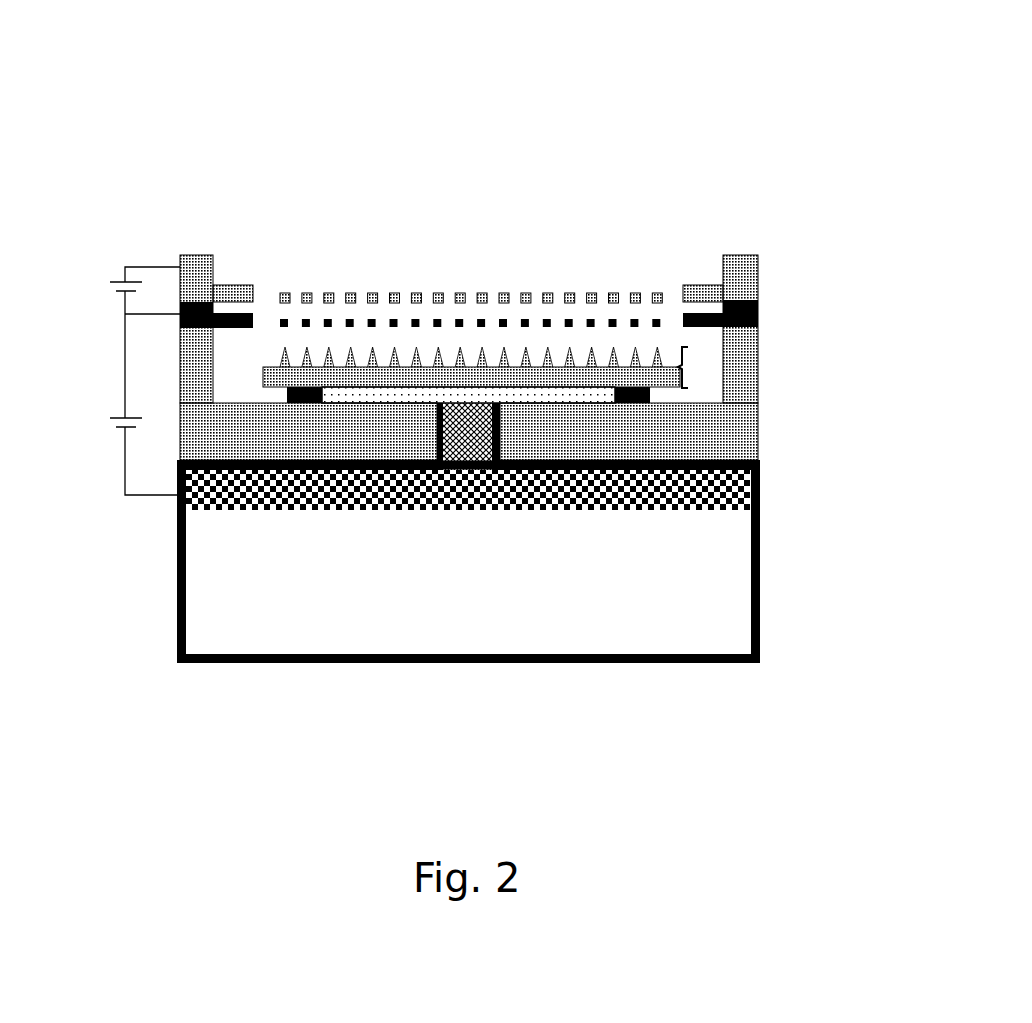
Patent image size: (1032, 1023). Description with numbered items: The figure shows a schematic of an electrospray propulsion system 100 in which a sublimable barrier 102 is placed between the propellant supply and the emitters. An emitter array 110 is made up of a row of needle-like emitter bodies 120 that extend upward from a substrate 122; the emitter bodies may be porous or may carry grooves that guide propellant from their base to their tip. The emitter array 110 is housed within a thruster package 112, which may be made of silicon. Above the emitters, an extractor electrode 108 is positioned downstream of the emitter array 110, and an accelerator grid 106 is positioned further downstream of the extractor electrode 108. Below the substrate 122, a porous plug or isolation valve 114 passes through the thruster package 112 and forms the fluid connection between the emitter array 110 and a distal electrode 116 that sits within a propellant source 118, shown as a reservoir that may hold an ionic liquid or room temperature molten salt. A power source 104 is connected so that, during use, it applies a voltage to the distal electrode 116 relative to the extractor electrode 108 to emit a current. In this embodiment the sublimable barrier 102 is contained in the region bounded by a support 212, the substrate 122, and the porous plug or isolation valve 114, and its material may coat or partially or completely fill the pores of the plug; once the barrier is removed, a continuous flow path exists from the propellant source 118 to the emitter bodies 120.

The electrospray device 100 is at (624, 96).
The sublimable barrier 102 is at (525, 395).
The power source 104 is at (120, 417).
The accelerator grid 106 is at (743, 270).
The extractor electrode 108 is at (758, 312).
The emitter array 110 is at (600, 310).
The thruster package 112 is at (735, 447).
The porous plug or isolation valve 114 is at (473, 448).
The distal electrode 116 is at (447, 510).
The propellant source 118 is at (725, 641).
The emitter bodies 120 is at (637, 367).
The substrate 122 is at (400, 377).
The support 212 is at (298, 405).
-----
◆ Problem requirements ◆
Reproduce every line of the records above word for word, leaving out the pictures.

◆ Expected output ◆
Patent image size: (1032, 1023). Description with numbered items: The figure shows a schematic of an electrospray propulsion system 100 in which a sublimable barrier 102 is placed between the propellant supply and the emitters. An emitter array 110 is made up of a row of needle-like emitter bodies 120 that extend upward from a substrate 122; the emitter bodies may be porous or may carry grooves that guide propellant from their base to their tip. The emitter array 110 is housed within a thruster package 112, which may be made of silicon. Above the emitters, an extractor electrode 108 is positioned downstream of the emitter array 110, and an accelerator grid 106 is positioned further downstream of the extractor electrode 108. Below the substrate 122, a porous plug or isolation valve 114 passes through the thruster package 112 and forms the fluid connection between the emitter array 110 and a distal electrode 116 that sits within a propellant source 118, shown as a reservoir that may hold an ionic liquid or room temperature molten salt. A power source 104 is connected so that, during use, it applies a voltage to the distal electrode 116 relative to the extractor electrode 108 to emit a current. In this embodiment the sublimable barrier 102 is contained in the region bounded by a support 212, the substrate 122, and the porous plug or isolation valve 114, and its material may coat or partially or completely fill the pores of the plug; once the barrier is removed, a continuous flow path exists from the propellant source 118 to the emitter bodies 120.

The electrospray device 100 is at (624, 96).
The sublimable barrier 102 is at (525, 395).
The power source 104 is at (120, 417).
The accelerator grid 106 is at (743, 270).
The extractor electrode 108 is at (758, 312).
The emitter array 110 is at (600, 310).
The thruster package 112 is at (735, 447).
The porous plug or isolation valve 114 is at (473, 448).
The distal electrode 116 is at (447, 510).
The propellant source 118 is at (725, 641).
The emitter bodies 120 is at (637, 367).
The substrate 122 is at (400, 377).
The support 212 is at (298, 405).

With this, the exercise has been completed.